> [TASK DIRECTIONS]: Restate all the material verbatim, except for the pictures.

> [Structured figure records]:

------------

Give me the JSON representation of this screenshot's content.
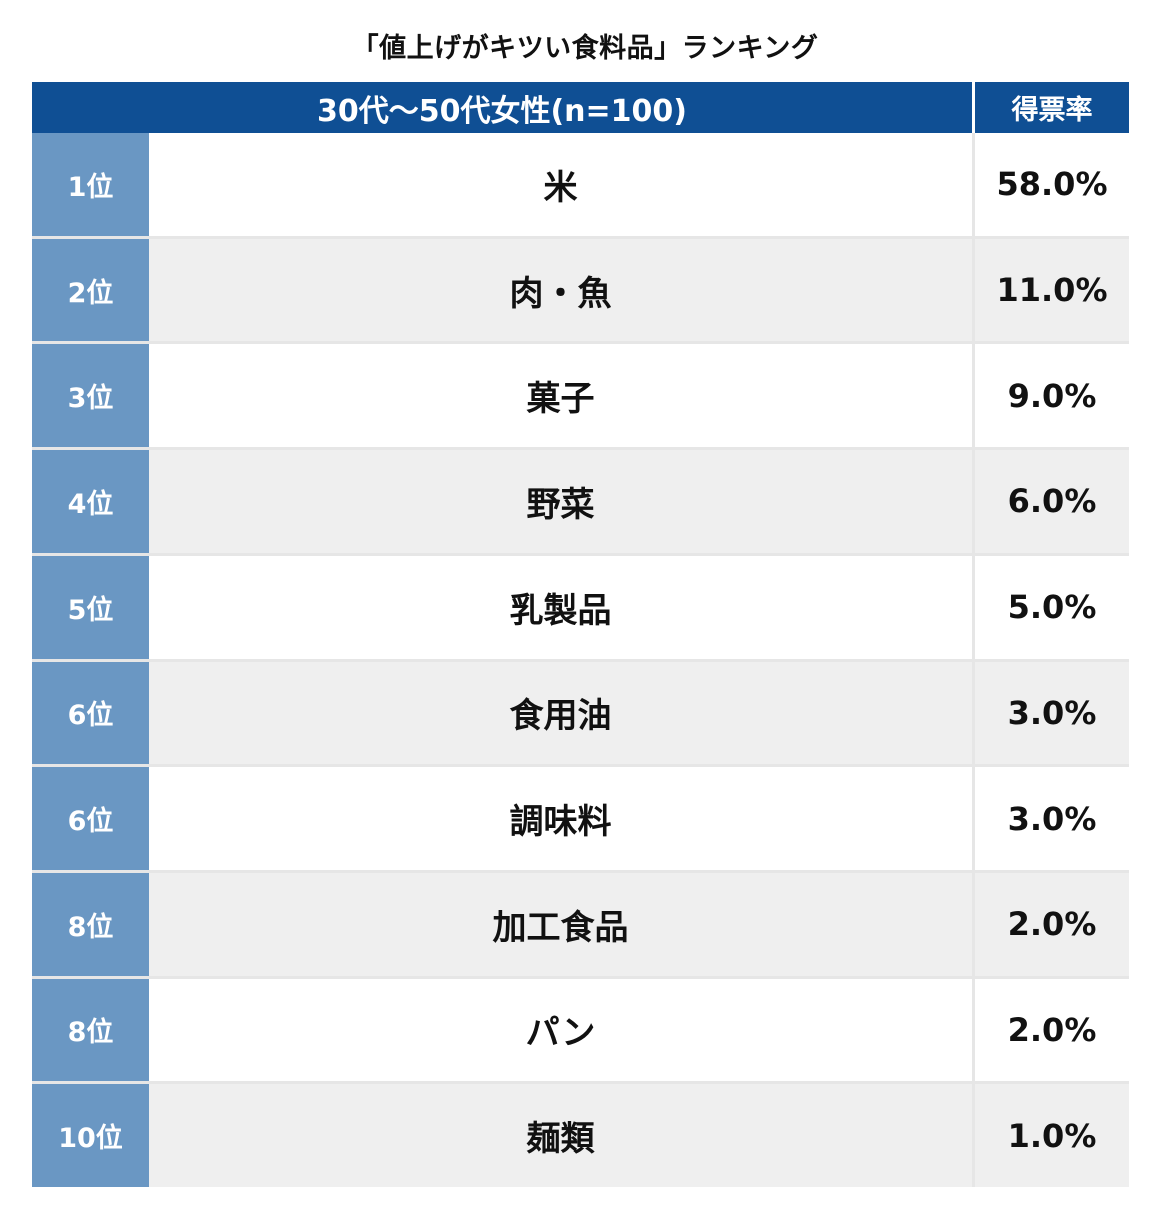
{
  "chart_data": {
    "type": "table",
    "title": "「値上げがキツい食料品」ランキング",
    "columns": [
      "30代〜50代女性(n=100)",
      "得票率"
    ],
    "rows": [
      {
        "rank": "1位",
        "item": "米",
        "rate": "58.0%",
        "value": 58.0
      },
      {
        "rank": "2位",
        "item": "肉・魚",
        "rate": "11.0%",
        "value": 11.0
      },
      {
        "rank": "3位",
        "item": "菓子",
        "rate": "9.0%",
        "value": 9.0
      },
      {
        "rank": "4位",
        "item": "野菜",
        "rate": "6.0%",
        "value": 6.0
      },
      {
        "rank": "5位",
        "item": "乳製品",
        "rate": "5.0%",
        "value": 5.0
      },
      {
        "rank": "6位",
        "item": "食用油",
        "rate": "3.0%",
        "value": 3.0
      },
      {
        "rank": "6位",
        "item": "調味料",
        "rate": "3.0%",
        "value": 3.0
      },
      {
        "rank": "8位",
        "item": "加工食品",
        "rate": "2.0%",
        "value": 2.0
      },
      {
        "rank": "8位",
        "item": "パン",
        "rate": "2.0%",
        "value": 2.0
      },
      {
        "rank": "10位",
        "item": "麺類",
        "rate": "1.0%",
        "value": 1.0
      }
    ],
    "colors": {
      "header_bg": "#0f4f94",
      "rank_bg": "#6a97c3",
      "row_alt_bg": "#efefef"
    }
  }
}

------------

> [RESULT]:
Give me the JSON representation of this screenshot's content.
{
  "chart_data": {
    "type": "table",
    "title": "「値上げがキツい食料品」ランキング",
    "columns": [
      "30代〜50代女性(n=100)",
      "得票率"
    ],
    "rows": [
      {
        "rank": "1位",
        "item": "米",
        "rate": "58.0%",
        "value": 58.0
      },
      {
        "rank": "2位",
        "item": "肉・魚",
        "rate": "11.0%",
        "value": 11.0
      },
      {
        "rank": "3位",
        "item": "菓子",
        "rate": "9.0%",
        "value": 9.0
      },
      {
        "rank": "4位",
        "item": "野菜",
        "rate": "6.0%",
        "value": 6.0
      },
      {
        "rank": "5位",
        "item": "乳製品",
        "rate": "5.0%",
        "value": 5.0
      },
      {
        "rank": "6位",
        "item": "食用油",
        "rate": "3.0%",
        "value": 3.0
      },
      {
        "rank": "6位",
        "item": "調味料",
        "rate": "3.0%",
        "value": 3.0
      },
      {
        "rank": "8位",
        "item": "加工食品",
        "rate": "2.0%",
        "value": 2.0
      },
      {
        "rank": "8位",
        "item": "パン",
        "rate": "2.0%",
        "value": 2.0
      },
      {
        "rank": "10位",
        "item": "麺類",
        "rate": "1.0%",
        "value": 1.0
      }
    ],
    "colors": {
      "header_bg": "#0f4f94",
      "rank_bg": "#6a97c3",
      "row_alt_bg": "#efefef"
    }
  }
}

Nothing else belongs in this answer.